Stated exercise 1: In the truck forum thread, for about how long has one poster's F150 done fine at its max capacity?
Stated exercise 2: In the records, change "water-box" to "water-panel" from the line that has "n-point <box>329 337 338 346</box>" through the line that has "header-soil: 土質区分 <box>118 22 166 37</box>", and return only those lines.

Extract provided:
+ + + + +
BCConstruction said:


> And your proof of this is? No one upto yet has been able to prove that the f150 can't handle at its capacity. Mine has done fine for almost 6 years at its max capacity so your telling me mines an odd result! Might want to tell that to my mate who has a platinum that tows a 6 horse trailer around the US and my other mate who tows a 30keg beer trailer filly kitted out all around to concert venues in the us. Also maybe the few thousand members on the RV forums who combined have billions of miles towing their trailers.
> 
> Perhaps show some proof to refute these people's experiences.
> 
> ...


What's to back up or prove? 

I didn't dispute the capacity of a half ton. I said a 3/4 Ton will do the same job as a half ton longer and safer due to its stronger components. Plus it has a higher capacity to boot.

That's just common sense


----------



## The Coastal Craftsman (Jun 29, 2009)

Roofcheck said:


> That black 150 parked next to my red Tundra is smaller by comparison and I have 700# of gutter coil in mine.



So your back and still nothing to back up what you say. Ai t it funny how tundras payload was reduced by 400lb by their ratings when tested under SAE J2807 but the F150's increased over what ford rated before the rest. But hey keep thinking your Toyota is better than the f150! Cheap truck = cheap truck. I even looked at the platinum tundra not long ago. Talk about a budget copy of the ford platinum.


----------



## Calidecks (Nov 19, 2011)

Spencer said:


> Barri, just post specs on a 2015 f-150 and a 3/4 ton Chevy with the same mods, figure the capacity for both, and end the argument. That's all it takes. Put the facts out there. End it once and for all.


I wish I could double thank this again.


----------



## The Coastal Craftsman (Jun 29, 2009)

Spencer said:


> Barri, just post specs on a 2015 f-150 and a 3/4 ton Chevy with the same mods, figure the capacity for both, and end the argument. That's all it takes. Put the facts out there. End it once and for all.


Already tried. Cant find a detailed Payload guide for Chevys 2500's. Find me the Guide that shows exact weights based on model and gvrw then i can do a comparison.
+ + + + +
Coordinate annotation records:

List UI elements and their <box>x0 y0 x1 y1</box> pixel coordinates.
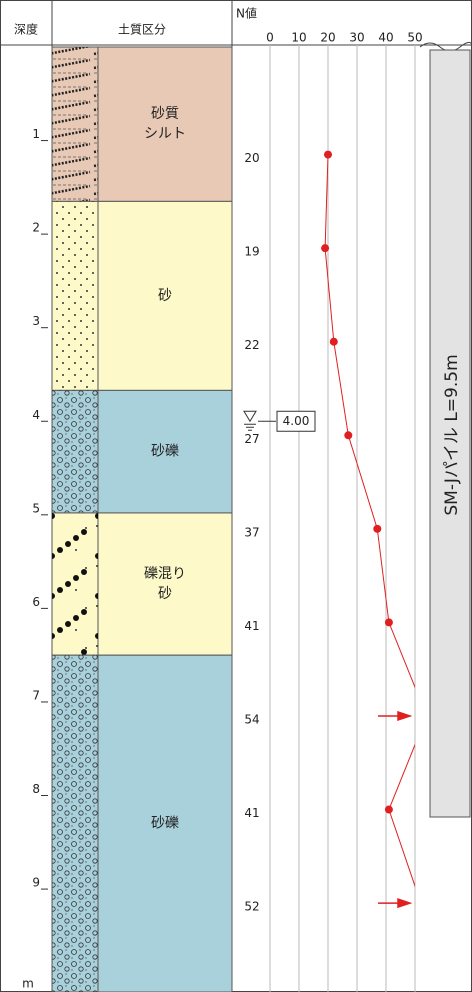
n-point <box>329 337 338 346</box>
soil-band <box>97 512 233 656</box>
depth-label: 9 <box>32 876 40 890</box>
depth-label: 1 <box>32 127 40 141</box>
n-value-label: 22 <box>244 338 259 352</box>
water-box <box>276 410 316 432</box>
header-soil: 土質区分 <box>118 22 166 37</box>
soil-hatch <box>52 47 98 202</box>
n-point <box>344 431 353 440</box>
n-over-arrow <box>378 710 413 722</box>
n-value-label: 37 <box>244 525 259 539</box>
soil-hatch <box>52 512 98 656</box>
soil-hatch <box>52 201 98 391</box>
soil-name: 礫混り <box>144 566 186 582</box>
header-depth: 深度 <box>14 22 38 37</box>
water-symbol <box>243 410 257 431</box>
water-label: 4.00 <box>283 414 310 428</box>
soil-hatch <box>52 655 98 992</box>
n-value-label: 20 <box>244 151 259 165</box>
n-value-label: 41 <box>244 619 259 633</box>
pile <box>429 49 471 818</box>
n-value-label: 41 <box>244 806 259 820</box>
n-tick-label: 10 <box>291 31 306 45</box>
soil-name: 砂 <box>158 586 172 602</box>
n-tick-label: 50 <box>407 31 422 45</box>
n-over-arrow <box>378 898 413 909</box>
soil-name: 砂礫 <box>151 444 179 460</box>
n-tick-label: 40 <box>378 31 393 45</box>
n-point <box>373 524 382 533</box>
depth-label: 7 <box>32 688 40 702</box>
depth-label: 3 <box>32 314 40 328</box>
soil-band <box>97 654 233 992</box>
depth-label: 4 <box>32 408 40 422</box>
soil-name: シルト <box>144 126 186 142</box>
n-tick-label: 30 <box>349 31 364 45</box>
depth-label: 6 <box>32 595 40 609</box>
n-point <box>321 244 330 253</box>
soil-name: 砂質 <box>151 106 179 122</box>
n-point <box>324 150 332 159</box>
n-tick-label: 0 <box>266 31 274 45</box>
n-point <box>384 618 393 627</box>
depth-unit: m <box>22 977 34 991</box>
depth-label: 2 <box>32 221 40 235</box>
soil-hatch <box>52 390 98 513</box>
n-tick-label: 20 <box>320 31 335 45</box>
soil-band <box>97 200 233 391</box>
n-value-label: 54 <box>244 712 259 726</box>
soil-name: 砂 <box>158 288 172 304</box>
depth-label: 8 <box>32 782 40 796</box>
n-value-label: 52 <box>244 900 259 914</box>
n-value-label: 27 <box>244 432 259 446</box>
n-value-label: 19 <box>244 245 259 259</box>
n-point <box>384 805 393 814</box>
header-n: N値 <box>236 6 257 21</box>
depth-label: 5 <box>32 501 40 515</box>
pile-label: SM-Jパイル L=9.5m <box>442 354 462 515</box>
soil-name: 砂礫 <box>151 816 179 832</box>
soil-band <box>97 46 233 202</box>
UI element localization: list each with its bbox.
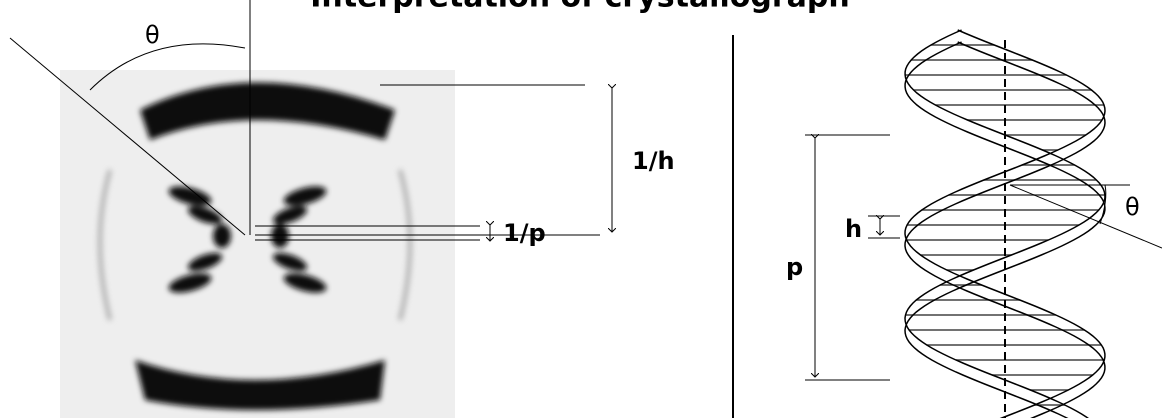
diffraction-photo bbox=[60, 70, 455, 418]
title: Interpretation of crystallograph bbox=[310, 0, 849, 15]
angle-label: θ bbox=[145, 21, 160, 49]
spot bbox=[271, 224, 289, 248]
rise-label: h bbox=[845, 215, 862, 243]
photo-background bbox=[60, 70, 455, 418]
pitch-label: p bbox=[786, 253, 803, 281]
diagram: Interpretation of crystallograph θ 1/h 1… bbox=[0, 0, 1162, 418]
helix-angle-label: θ bbox=[1125, 193, 1140, 221]
layer-label: 1/h bbox=[632, 147, 675, 175]
spot bbox=[213, 224, 231, 248]
spot-label: 1/p bbox=[503, 219, 546, 247]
+ + + + +
Task result 1: Almost 6 years.

Task result 2:
n-point <box>329 337 338 346</box>
soil-band <box>97 512 233 656</box>
depth-label: 9 <box>32 876 40 890</box>
depth-label: 1 <box>32 127 40 141</box>
n-value-label: 22 <box>244 338 259 352</box>
water-panel <box>276 410 316 432</box>
header-soil: 土質区分 <box>118 22 166 37</box>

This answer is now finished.